-- EXERCISE INPUTS --
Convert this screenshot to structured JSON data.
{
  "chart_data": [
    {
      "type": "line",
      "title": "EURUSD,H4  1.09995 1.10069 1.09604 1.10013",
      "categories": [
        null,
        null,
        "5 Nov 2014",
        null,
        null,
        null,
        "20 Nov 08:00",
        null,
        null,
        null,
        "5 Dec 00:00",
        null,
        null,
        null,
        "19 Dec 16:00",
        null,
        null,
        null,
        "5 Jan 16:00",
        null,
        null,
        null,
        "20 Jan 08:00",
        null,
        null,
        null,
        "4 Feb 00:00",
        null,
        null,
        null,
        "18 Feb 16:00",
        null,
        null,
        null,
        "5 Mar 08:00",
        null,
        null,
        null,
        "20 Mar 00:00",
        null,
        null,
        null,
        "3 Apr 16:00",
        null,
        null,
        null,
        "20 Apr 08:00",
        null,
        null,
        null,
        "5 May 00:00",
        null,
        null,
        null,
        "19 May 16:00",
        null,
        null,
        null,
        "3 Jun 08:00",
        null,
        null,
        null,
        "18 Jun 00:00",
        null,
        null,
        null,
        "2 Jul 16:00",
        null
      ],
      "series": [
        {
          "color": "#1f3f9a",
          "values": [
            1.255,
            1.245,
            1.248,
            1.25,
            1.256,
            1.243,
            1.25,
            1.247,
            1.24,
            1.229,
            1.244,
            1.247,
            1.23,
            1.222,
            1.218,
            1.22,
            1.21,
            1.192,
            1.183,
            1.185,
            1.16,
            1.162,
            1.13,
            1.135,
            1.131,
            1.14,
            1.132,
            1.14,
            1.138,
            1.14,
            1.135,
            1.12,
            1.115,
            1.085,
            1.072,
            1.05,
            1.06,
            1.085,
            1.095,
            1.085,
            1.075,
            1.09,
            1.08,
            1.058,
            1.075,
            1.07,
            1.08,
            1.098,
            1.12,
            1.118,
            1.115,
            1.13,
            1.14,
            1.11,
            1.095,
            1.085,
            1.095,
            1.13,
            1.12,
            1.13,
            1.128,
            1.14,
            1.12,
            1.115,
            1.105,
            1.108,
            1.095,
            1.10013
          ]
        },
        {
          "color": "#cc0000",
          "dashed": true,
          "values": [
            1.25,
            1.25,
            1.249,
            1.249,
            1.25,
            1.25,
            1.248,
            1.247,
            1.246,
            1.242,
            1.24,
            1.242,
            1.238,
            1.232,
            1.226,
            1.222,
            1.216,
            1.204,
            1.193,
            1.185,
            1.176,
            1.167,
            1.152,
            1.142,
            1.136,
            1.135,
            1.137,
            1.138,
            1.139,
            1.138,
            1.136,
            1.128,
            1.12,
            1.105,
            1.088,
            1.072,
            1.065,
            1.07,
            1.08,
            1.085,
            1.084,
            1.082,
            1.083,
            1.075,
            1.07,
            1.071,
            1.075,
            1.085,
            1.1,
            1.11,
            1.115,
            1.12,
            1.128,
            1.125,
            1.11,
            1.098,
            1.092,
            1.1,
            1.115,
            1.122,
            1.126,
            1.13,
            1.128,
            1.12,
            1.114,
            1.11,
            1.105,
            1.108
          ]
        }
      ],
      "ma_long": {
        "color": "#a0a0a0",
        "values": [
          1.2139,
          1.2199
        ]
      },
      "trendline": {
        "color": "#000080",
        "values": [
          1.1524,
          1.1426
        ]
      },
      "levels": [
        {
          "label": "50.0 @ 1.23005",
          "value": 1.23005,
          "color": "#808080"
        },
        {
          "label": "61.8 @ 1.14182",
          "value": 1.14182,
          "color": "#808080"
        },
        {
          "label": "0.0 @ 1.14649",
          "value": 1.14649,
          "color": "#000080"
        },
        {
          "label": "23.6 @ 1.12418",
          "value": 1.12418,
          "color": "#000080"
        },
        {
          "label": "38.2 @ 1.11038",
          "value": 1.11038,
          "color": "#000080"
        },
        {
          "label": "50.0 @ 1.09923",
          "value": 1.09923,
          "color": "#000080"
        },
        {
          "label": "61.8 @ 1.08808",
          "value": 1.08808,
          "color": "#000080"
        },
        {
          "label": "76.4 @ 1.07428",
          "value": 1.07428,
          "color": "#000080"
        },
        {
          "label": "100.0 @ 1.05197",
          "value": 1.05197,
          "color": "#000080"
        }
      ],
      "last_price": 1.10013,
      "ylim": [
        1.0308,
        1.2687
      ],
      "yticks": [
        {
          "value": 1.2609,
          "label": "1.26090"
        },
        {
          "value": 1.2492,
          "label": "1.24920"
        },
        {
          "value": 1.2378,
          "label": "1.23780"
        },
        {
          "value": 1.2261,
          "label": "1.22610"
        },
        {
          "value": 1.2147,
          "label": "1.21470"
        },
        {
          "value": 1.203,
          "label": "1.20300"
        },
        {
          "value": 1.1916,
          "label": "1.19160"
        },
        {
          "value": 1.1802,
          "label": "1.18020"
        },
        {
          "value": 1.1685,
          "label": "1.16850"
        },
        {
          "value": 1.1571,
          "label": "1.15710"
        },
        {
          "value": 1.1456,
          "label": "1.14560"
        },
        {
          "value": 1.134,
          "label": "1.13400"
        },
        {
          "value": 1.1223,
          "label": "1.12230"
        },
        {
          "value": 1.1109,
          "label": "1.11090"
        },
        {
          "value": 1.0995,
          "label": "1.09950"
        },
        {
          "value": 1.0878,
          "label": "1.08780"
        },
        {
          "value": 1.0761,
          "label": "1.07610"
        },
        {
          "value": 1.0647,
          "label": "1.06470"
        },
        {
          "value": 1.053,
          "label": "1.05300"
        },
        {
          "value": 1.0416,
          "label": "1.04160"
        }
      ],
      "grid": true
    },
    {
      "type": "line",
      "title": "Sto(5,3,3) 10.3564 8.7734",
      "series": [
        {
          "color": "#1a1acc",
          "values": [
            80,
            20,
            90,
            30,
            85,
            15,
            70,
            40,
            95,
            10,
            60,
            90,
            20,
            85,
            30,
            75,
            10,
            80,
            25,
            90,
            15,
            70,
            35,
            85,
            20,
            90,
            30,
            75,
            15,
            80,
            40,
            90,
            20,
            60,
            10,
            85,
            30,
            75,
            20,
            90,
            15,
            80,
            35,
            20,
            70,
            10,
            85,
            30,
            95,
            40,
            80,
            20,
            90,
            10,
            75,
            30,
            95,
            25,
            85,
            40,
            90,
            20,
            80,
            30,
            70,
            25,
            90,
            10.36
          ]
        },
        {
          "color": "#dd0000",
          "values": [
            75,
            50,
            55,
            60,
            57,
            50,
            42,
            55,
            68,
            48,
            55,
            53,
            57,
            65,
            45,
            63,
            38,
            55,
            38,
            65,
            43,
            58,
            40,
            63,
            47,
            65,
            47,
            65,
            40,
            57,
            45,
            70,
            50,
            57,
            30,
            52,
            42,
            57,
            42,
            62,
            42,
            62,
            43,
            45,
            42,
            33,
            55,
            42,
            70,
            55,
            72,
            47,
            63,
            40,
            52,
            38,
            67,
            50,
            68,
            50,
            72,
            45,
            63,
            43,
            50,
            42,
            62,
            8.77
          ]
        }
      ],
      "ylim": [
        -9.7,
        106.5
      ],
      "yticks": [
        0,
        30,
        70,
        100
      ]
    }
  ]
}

-- YOUR TASK --
Copy every line of the material, please, keeping it exactly the same.

-- COMPLETE OUTPUT --
Convert this screenshot to structured JSON data.
{
  "chart_data": [
    {
      "type": "line",
      "title": "EURUSD,H4  1.09995 1.10069 1.09604 1.10013",
      "categories": [
        null,
        null,
        "5 Nov 2014",
        null,
        null,
        null,
        "20 Nov 08:00",
        null,
        null,
        null,
        "5 Dec 00:00",
        null,
        null,
        null,
        "19 Dec 16:00",
        null,
        null,
        null,
        "5 Jan 16:00",
        null,
        null,
        null,
        "20 Jan 08:00",
        null,
        null,
        null,
        "4 Feb 00:00",
        null,
        null,
        null,
        "18 Feb 16:00",
        null,
        null,
        null,
        "5 Mar 08:00",
        null,
        null,
        null,
        "20 Mar 00:00",
        null,
        null,
        null,
        "3 Apr 16:00",
        null,
        null,
        null,
        "20 Apr 08:00",
        null,
        null,
        null,
        "5 May 00:00",
        null,
        null,
        null,
        "19 May 16:00",
        null,
        null,
        null,
        "3 Jun 08:00",
        null,
        null,
        null,
        "18 Jun 00:00",
        null,
        null,
        null,
        "2 Jul 16:00",
        null
      ],
      "series": [
        {
          "color": "#1f3f9a",
          "values": [
            1.255,
            1.245,
            1.248,
            1.25,
            1.256,
            1.243,
            1.25,
            1.247,
            1.24,
            1.229,
            1.244,
            1.247,
            1.23,
            1.222,
            1.218,
            1.22,
            1.21,
            1.192,
            1.183,
            1.185,
            1.16,
            1.162,
            1.13,
            1.135,
            1.131,
            1.14,
            1.132,
            1.14,
            1.138,
            1.14,
            1.135,
            1.12,
            1.115,
            1.085,
            1.072,
            1.05,
            1.06,
            1.085,
            1.095,
            1.085,
            1.075,
            1.09,
            1.08,
            1.058,
            1.075,
            1.07,
            1.08,
            1.098,
            1.12,
            1.118,
            1.115,
            1.13,
            1.14,
            1.11,
            1.095,
            1.085,
            1.095,
            1.13,
            1.12,
            1.13,
            1.128,
            1.14,
            1.12,
            1.115,
            1.105,
            1.108,
            1.095,
            1.10013
          ]
        },
        {
          "color": "#cc0000",
          "dashed": true,
          "values": [
            1.25,
            1.25,
            1.249,
            1.249,
            1.25,
            1.25,
            1.248,
            1.247,
            1.246,
            1.242,
            1.24,
            1.242,
            1.238,
            1.232,
            1.226,
            1.222,
            1.216,
            1.204,
            1.193,
            1.185,
            1.176,
            1.167,
            1.152,
            1.142,
            1.136,
            1.135,
            1.137,
            1.138,
            1.139,
            1.138,
            1.136,
            1.128,
            1.12,
            1.105,
            1.088,
            1.072,
            1.065,
            1.07,
            1.08,
            1.085,
            1.084,
            1.082,
            1.083,
            1.075,
            1.07,
            1.071,
            1.075,
            1.085,
            1.1,
            1.11,
            1.115,
            1.12,
            1.128,
            1.125,
            1.11,
            1.098,
            1.092,
            1.1,
            1.115,
            1.122,
            1.126,
            1.13,
            1.128,
            1.12,
            1.114,
            1.11,
            1.105,
            1.108
          ]
        }
      ],
      "ma_long": {
        "color": "#a0a0a0",
        "values": [
          1.2139,
          1.2199
        ]
      },
      "trendline": {
        "color": "#000080",
        "values": [
          1.1524,
          1.1426
        ]
      },
      "levels": [
        {
          "label": "50.0 @ 1.23005",
          "value": 1.23005,
          "color": "#808080"
        },
        {
          "label": "61.8 @ 1.14182",
          "value": 1.14182,
          "color": "#808080"
        },
        {
          "label": "0.0 @ 1.14649",
          "value": 1.14649,
          "color": "#000080"
        },
        {
          "label": "23.6 @ 1.12418",
          "value": 1.12418,
          "color": "#000080"
        },
        {
          "label": "38.2 @ 1.11038",
          "value": 1.11038,
          "color": "#000080"
        },
        {
          "label": "50.0 @ 1.09923",
          "value": 1.09923,
          "color": "#000080"
        },
        {
          "label": "61.8 @ 1.08808",
          "value": 1.08808,
          "color": "#000080"
        },
        {
          "label": "76.4 @ 1.07428",
          "value": 1.07428,
          "color": "#000080"
        },
        {
          "label": "100.0 @ 1.05197",
          "value": 1.05197,
          "color": "#000080"
        }
      ],
      "last_price": 1.10013,
      "ylim": [
        1.0308,
        1.2687
      ],
      "yticks": [
        {
          "value": 1.2609,
          "label": "1.26090"
        },
        {
          "value": 1.2492,
          "label": "1.24920"
        },
        {
          "value": 1.2378,
          "label": "1.23780"
        },
        {
          "value": 1.2261,
          "label": "1.22610"
        },
        {
          "value": 1.2147,
          "label": "1.21470"
        },
        {
          "value": 1.203,
          "label": "1.20300"
        },
        {
          "value": 1.1916,
          "label": "1.19160"
        },
        {
          "value": 1.1802,
          "label": "1.18020"
        },
        {
          "value": 1.1685,
          "label": "1.16850"
        },
        {
          "value": 1.1571,
          "label": "1.15710"
        },
        {
          "value": 1.1456,
          "label": "1.14560"
        },
        {
          "value": 1.134,
          "label": "1.13400"
        },
        {
          "value": 1.1223,
          "label": "1.12230"
        },
        {
          "value": 1.1109,
          "label": "1.11090"
        },
        {
          "value": 1.0995,
          "label": "1.09950"
        },
        {
          "value": 1.0878,
          "label": "1.08780"
        },
        {
          "value": 1.0761,
          "label": "1.07610"
        },
        {
          "value": 1.0647,
          "label": "1.06470"
        },
        {
          "value": 1.053,
          "label": "1.05300"
        },
        {
          "value": 1.0416,
          "label": "1.04160"
        }
      ],
      "grid": true
    },
    {
      "type": "line",
      "title": "Sto(5,3,3) 10.3564 8.7734",
      "series": [
        {
          "color": "#1a1acc",
          "values": [
            80,
            20,
            90,
            30,
            85,
            15,
            70,
            40,
            95,
            10,
            60,
            90,
            20,
            85,
            30,
            75,
            10,
            80,
            25,
            90,
            15,
            70,
            35,
            85,
            20,
            90,
            30,
            75,
            15,
            80,
            40,
            90,
            20,
            60,
            10,
            85,
            30,
            75,
            20,
            90,
            15,
            80,
            35,
            20,
            70,
            10,
            85,
            30,
            95,
            40,
            80,
            20,
            90,
            10,
            75,
            30,
            95,
            25,
            85,
            40,
            90,
            20,
            80,
            30,
            70,
            25,
            90,
            10.36
          ]
        },
        {
          "color": "#dd0000",
          "values": [
            75,
            50,
            55,
            60,
            57,
            50,
            42,
            55,
            68,
            48,
            55,
            53,
            57,
            65,
            45,
            63,
            38,
            55,
            38,
            65,
            43,
            58,
            40,
            63,
            47,
            65,
            47,
            65,
            40,
            57,
            45,
            70,
            50,
            57,
            30,
            52,
            42,
            57,
            42,
            62,
            42,
            62,
            43,
            45,
            42,
            33,
            55,
            42,
            70,
            55,
            72,
            47,
            63,
            40,
            52,
            38,
            67,
            50,
            68,
            50,
            72,
            45,
            63,
            43,
            50,
            42,
            62,
            8.77
          ]
        }
      ],
      "ylim": [
        -9.7,
        106.5
      ],
      "yticks": [
        0,
        30,
        70,
        100
      ]
    }
  ]
}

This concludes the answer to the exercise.